**Your task**
Copy the records below exactly, leaving out any pictures.

**The records**
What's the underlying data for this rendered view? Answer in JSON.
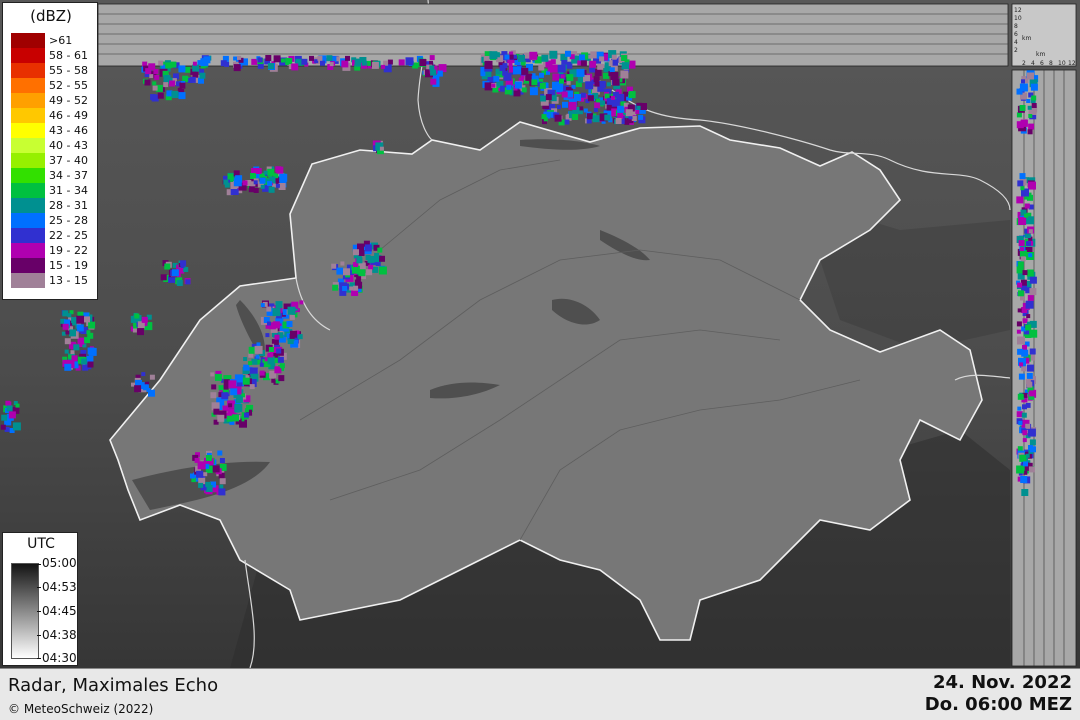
{
  "map": {
    "title": "Radar, Maximales Echo",
    "copyright": "© MeteoSchweiz (2022)",
    "date": "24. Nov. 2022",
    "time": "Do. 06:00 MEZ"
  },
  "legend": {
    "unit": "(dBZ)",
    "classes": [
      {
        "label": ">61",
        "color": "#a00000"
      },
      {
        "label": "58 - 61",
        "color": "#c80000"
      },
      {
        "label": "55 - 58",
        "color": "#e83000"
      },
      {
        "label": "52 - 55",
        "color": "#ff7000"
      },
      {
        "label": "49 - 52",
        "color": "#ffa000"
      },
      {
        "label": "46 - 49",
        "color": "#ffc800"
      },
      {
        "label": "43 - 46",
        "color": "#ffff00"
      },
      {
        "label": "40 - 43",
        "color": "#c8ff32"
      },
      {
        "label": "37 - 40",
        "color": "#96f000"
      },
      {
        "label": "34 - 37",
        "color": "#32e000"
      },
      {
        "label": "31 - 34",
        "color": "#00c040"
      },
      {
        "label": "28 - 31",
        "color": "#009090"
      },
      {
        "label": "25 - 28",
        "color": "#0070ff"
      },
      {
        "label": "22 - 25",
        "color": "#3030d0"
      },
      {
        "label": "19 - 22",
        "color": "#b000b0"
      },
      {
        "label": "15 - 19",
        "color": "#680068"
      },
      {
        "label": "13 - 15",
        "color": "#a08098"
      }
    ]
  },
  "utc_scale": {
    "title": "UTC",
    "labels": [
      "05:00",
      "04:53",
      "04:45",
      "04:38",
      "04:30"
    ]
  },
  "profile": {
    "height_unit": "km",
    "height_ticks": [
      "12",
      "10",
      "8",
      "6",
      "4",
      "2"
    ],
    "width_ticks": [
      "2",
      "4",
      "6",
      "8",
      "10",
      "12"
    ]
  }
}
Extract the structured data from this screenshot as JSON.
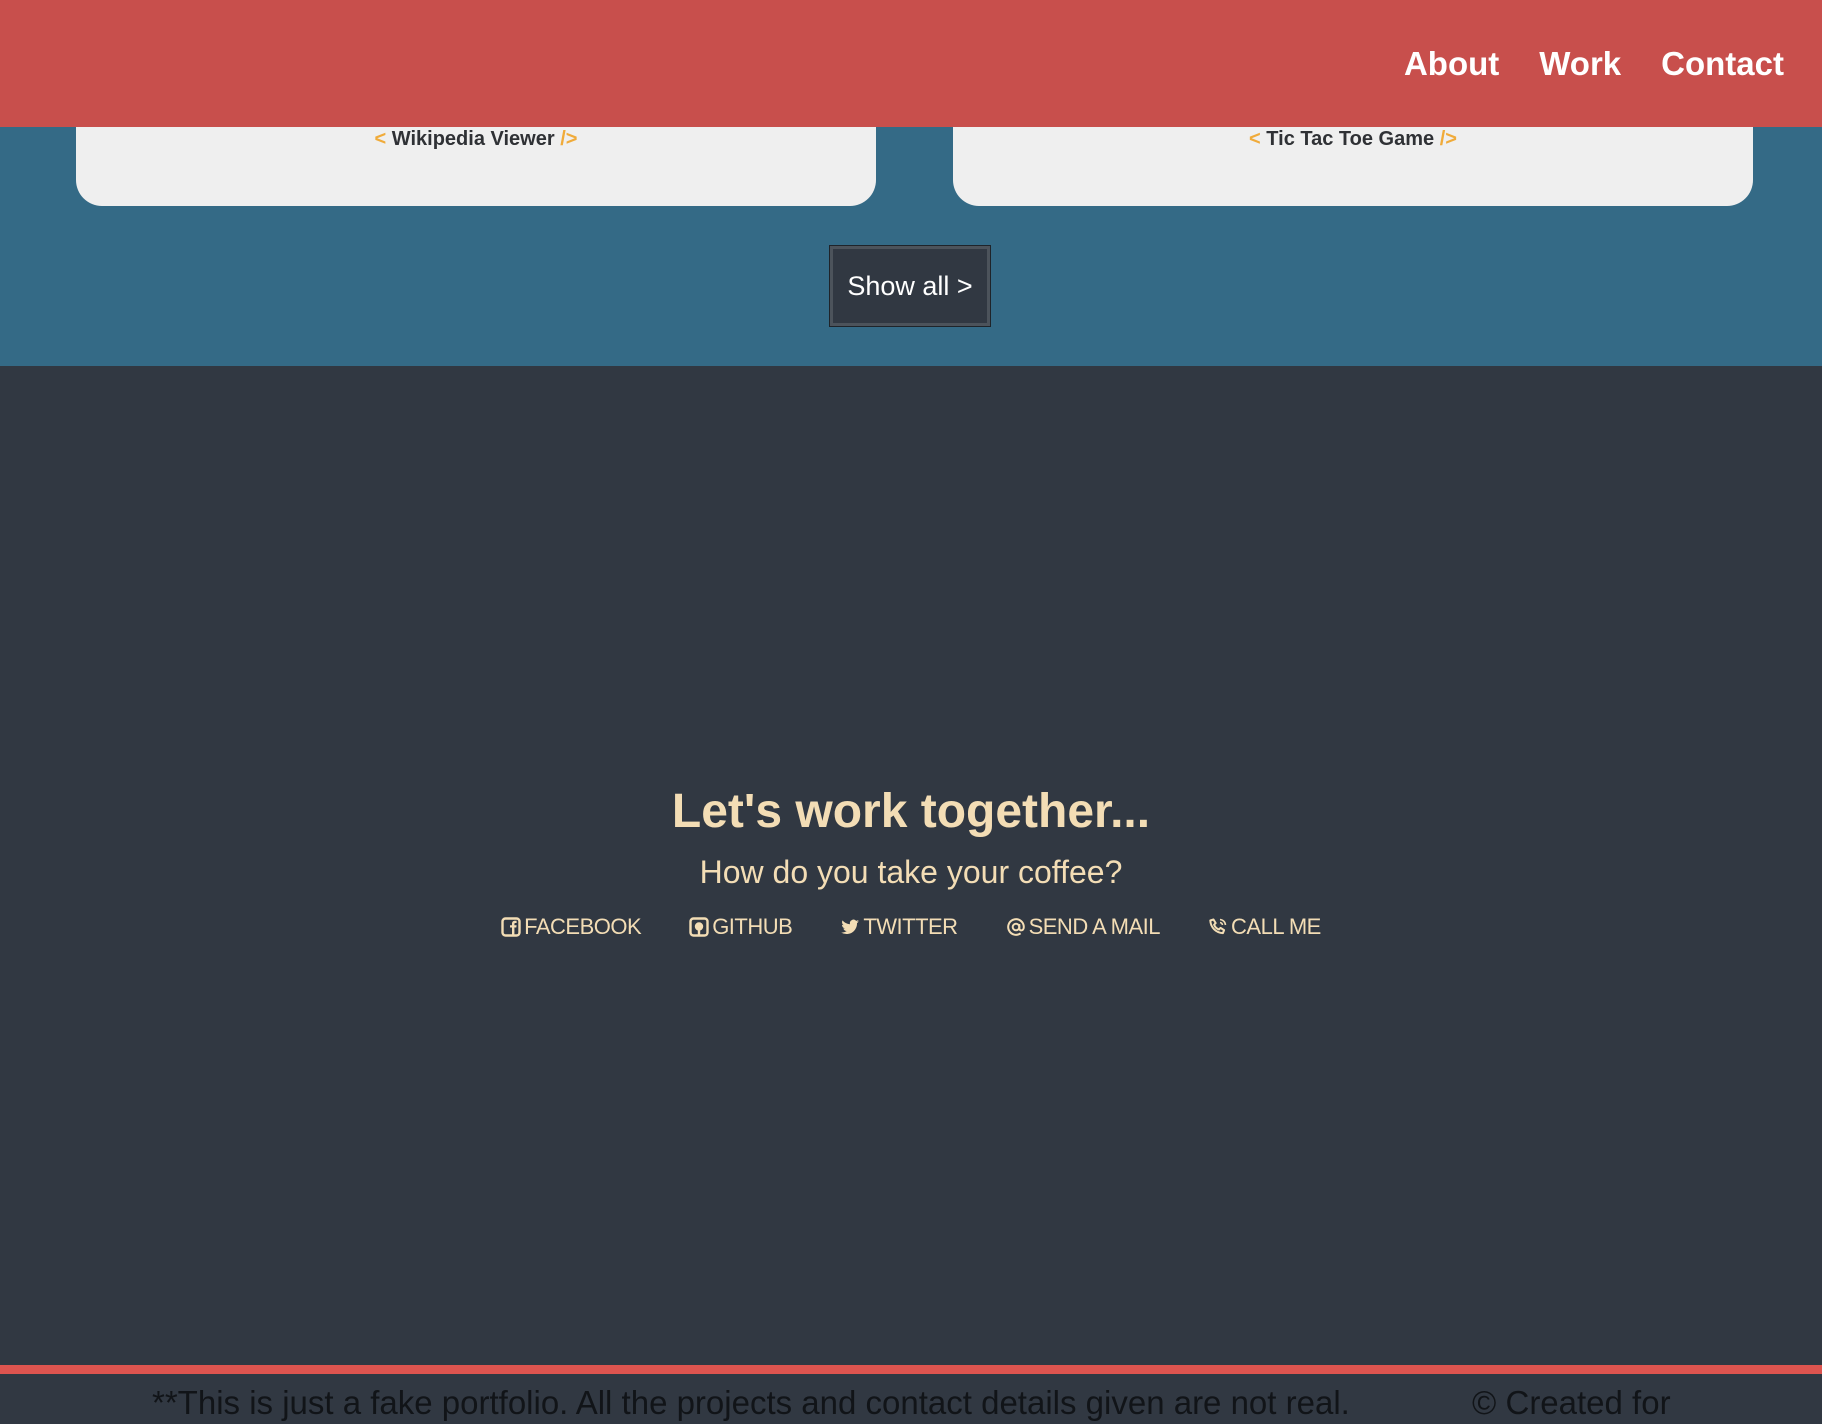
{
  "nav": {
    "links": [
      "About",
      "Work",
      "Contact"
    ]
  },
  "projects": {
    "cards": [
      {
        "open_tag": "<",
        "title": "Wikipedia Viewer",
        "close_tag": "/>"
      },
      {
        "open_tag": "<",
        "title": "Tic Tac Toe Game",
        "close_tag": "/>"
      }
    ],
    "show_all_label": "Show all >"
  },
  "contact": {
    "heading": "Let's work together...",
    "subheading": "How do you take your coffee?",
    "links": [
      {
        "icon": "facebook-icon",
        "label": "FACEBOOK"
      },
      {
        "icon": "github-icon",
        "label": "GITHUB"
      },
      {
        "icon": "twitter-icon",
        "label": "TWITTER"
      },
      {
        "icon": "at-icon",
        "label": "SEND A MAIL"
      },
      {
        "icon": "phone-icon",
        "label": "CALL ME"
      }
    ]
  },
  "footer": {
    "note": "**This is just a fake portfolio. All the projects and contact details given are not real.",
    "credit": "© Created for"
  },
  "colors": {
    "navbar": "#c84f4c",
    "projects_bg": "#346a86",
    "dark_bg": "#313842",
    "accent_text": "#f3ddb5",
    "tag": "#f0ab3a",
    "footer_line": "#dd544f"
  }
}
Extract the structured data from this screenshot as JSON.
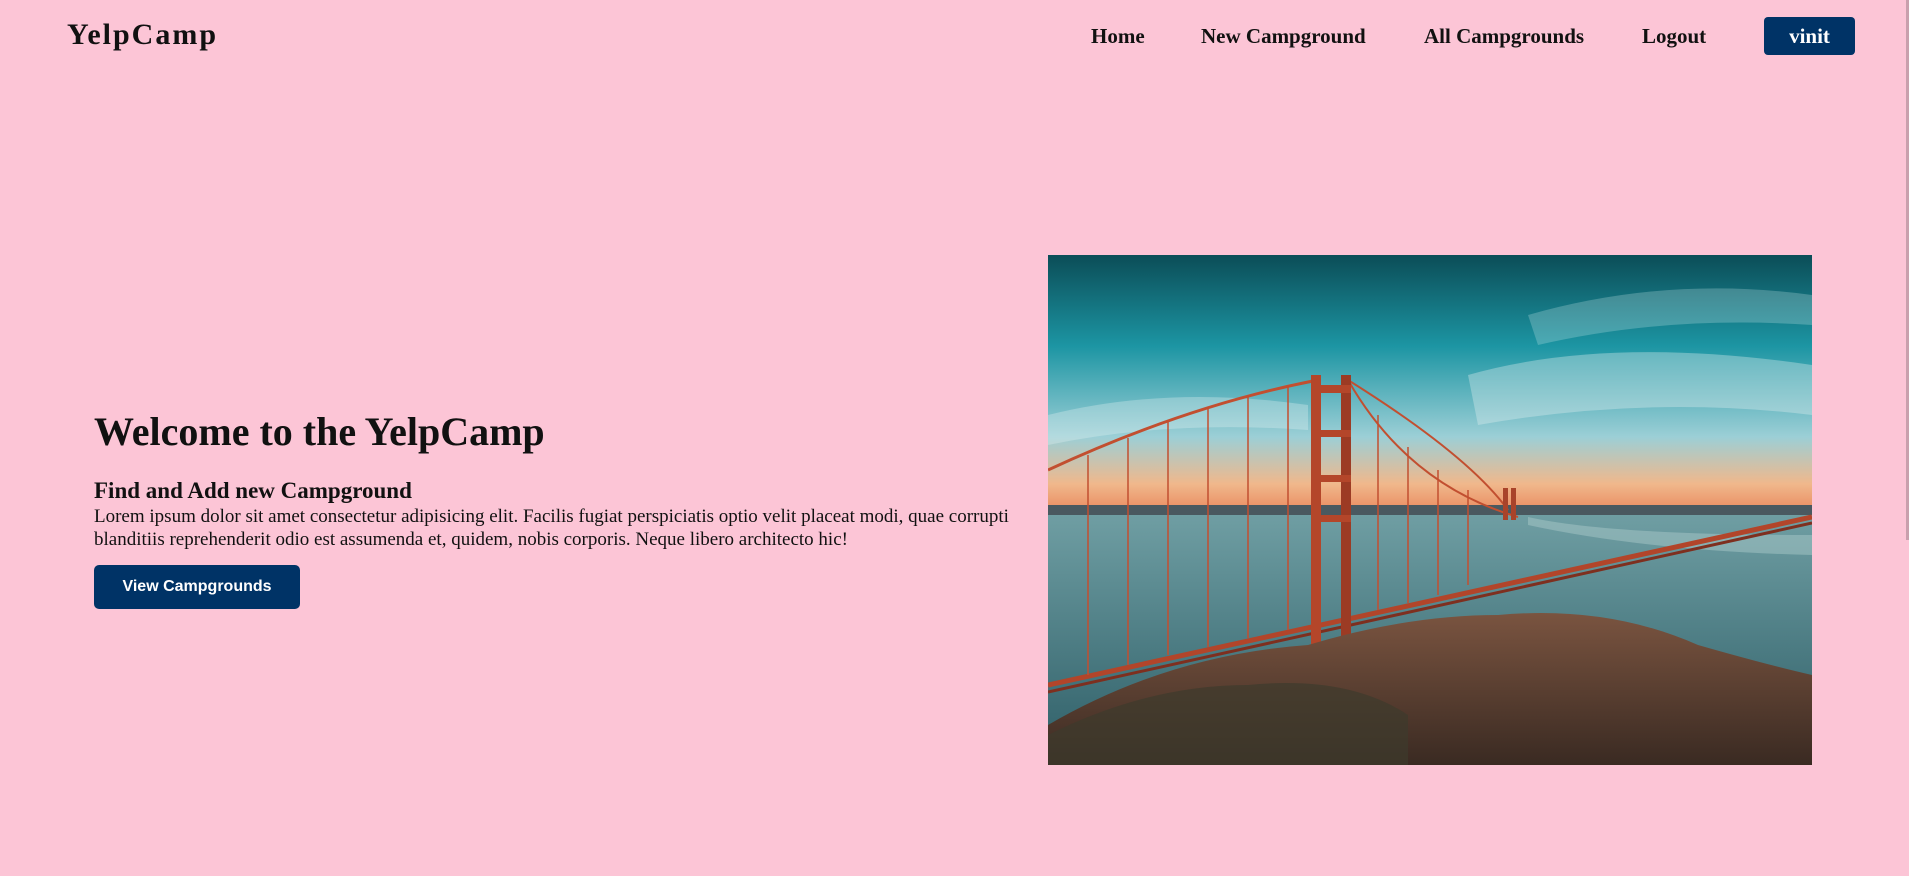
{
  "navbar": {
    "brand": "YelpCamp",
    "links": [
      "Home",
      "New Campground",
      "All Campgrounds",
      "Logout"
    ],
    "user_label": "vinit"
  },
  "hero": {
    "title": "Welcome to the YelpCamp",
    "subtitle": "Find and Add new Campground",
    "text": "Lorem ipsum dolor sit amet consectetur adipisicing elit. Facilis fugiat perspiciatis optio velit placeat modi, quae corrupti blanditiis reprehenderit odio est assumenda et, quidem, nobis corporis. Neque libero architecto hic!",
    "button_label": "View Campgrounds",
    "image_subject": "golden-gate-bridge-photo"
  },
  "colors": {
    "background": "#fcc5d6",
    "button": "#003366",
    "text": "#111111"
  }
}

**Full answer**
What's the underlying data for this rendered view? Answer in JSON.
{
  "map": {
    "title": "Radar, Maximales Echo",
    "copyright": "© MeteoSchweiz (2022)",
    "date": "24. Nov. 2022",
    "time": "Do. 06:00 MEZ"
  },
  "legend": {
    "unit": "(dBZ)",
    "classes": [
      {
        "label": ">61",
        "color": "#a00000"
      },
      {
        "label": "58 - 61",
        "color": "#c80000"
      },
      {
        "label": "55 - 58",
        "color": "#e83000"
      },
      {
        "label": "52 - 55",
        "color": "#ff7000"
      },
      {
        "label": "49 - 52",
        "color": "#ffa000"
      },
      {
        "label": "46 - 49",
        "color": "#ffc800"
      },
      {
        "label": "43 - 46",
        "color": "#ffff00"
      },
      {
        "label": "40 - 43",
        "color": "#c8ff32"
      },
      {
        "label": "37 - 40",
        "color": "#96f000"
      },
      {
        "label": "34 - 37",
        "color": "#32e000"
      },
      {
        "label": "31 - 34",
        "color": "#00c040"
      },
      {
        "label": "28 - 31",
        "color": "#009090"
      },
      {
        "label": "25 - 28",
        "color": "#0070ff"
      },
      {
        "label": "22 - 25",
        "color": "#3030d0"
      },
      {
        "label": "19 - 22",
        "color": "#b000b0"
      },
      {
        "label": "15 - 19",
        "color": "#680068"
      },
      {
        "label": "13 - 15",
        "color": "#a08098"
      }
    ]
  },
  "utc_scale": {
    "title": "UTC",
    "labels": [
      "05:00",
      "04:53",
      "04:45",
      "04:38",
      "04:30"
    ]
  },
  "profile": {
    "height_unit": "km",
    "height_ticks": [
      "12",
      "10",
      "8",
      "6",
      "4",
      "2"
    ],
    "width_ticks": [
      "2",
      "4",
      "6",
      "8",
      "10",
      "12"
    ]
  }
}
Extract the structured data from this screenshot as JSON.
{
  "nav": {
    "links": [
      "About",
      "Work",
      "Contact"
    ]
  },
  "projects": {
    "cards": [
      {
        "open_tag": "<",
        "title": "Wikipedia Viewer",
        "close_tag": "/>"
      },
      {
        "open_tag": "<",
        "title": "Tic Tac Toe Game",
        "close_tag": "/>"
      }
    ],
    "show_all_label": "Show all >"
  },
  "contact": {
    "heading": "Let's work together...",
    "subheading": "How do you take your coffee?",
    "links": [
      {
        "icon": "facebook-icon",
        "label": "FACEBOOK"
      },
      {
        "icon": "github-icon",
        "label": "GITHUB"
      },
      {
        "icon": "twitter-icon",
        "label": "TWITTER"
      },
      {
        "icon": "at-icon",
        "label": "SEND A MAIL"
      },
      {
        "icon": "phone-icon",
        "label": "CALL ME"
      }
    ]
  },
  "footer": {
    "note": "**This is just a fake portfolio. All the projects and contact details given are not real.",
    "credit": "© Created for"
  },
  "colors": {
    "navbar": "#c84f4c",
    "projects_bg": "#346a86",
    "dark_bg": "#313842",
    "accent_text": "#f3ddb5",
    "tag": "#f0ab3a",
    "footer_line": "#dd544f"
  }
}
Extract the structured data from this screenshot as JSON.
{
  "navbar": {
    "brand": "YelpCamp",
    "links": [
      "Home",
      "New Campground",
      "All Campgrounds",
      "Logout"
    ],
    "user_label": "vinit"
  },
  "hero": {
    "title": "Welcome to the YelpCamp",
    "subtitle": "Find and Add new Campground",
    "text": "Lorem ipsum dolor sit amet consectetur adipisicing elit. Facilis fugiat perspiciatis optio velit placeat modi, quae corrupti blanditiis reprehenderit odio est assumenda et, quidem, nobis corporis. Neque libero architecto hic!",
    "button_label": "View Campgrounds",
    "image_subject": "golden-gate-bridge-photo"
  },
  "colors": {
    "background": "#fcc5d6",
    "button": "#003366",
    "text": "#111111"
  }
}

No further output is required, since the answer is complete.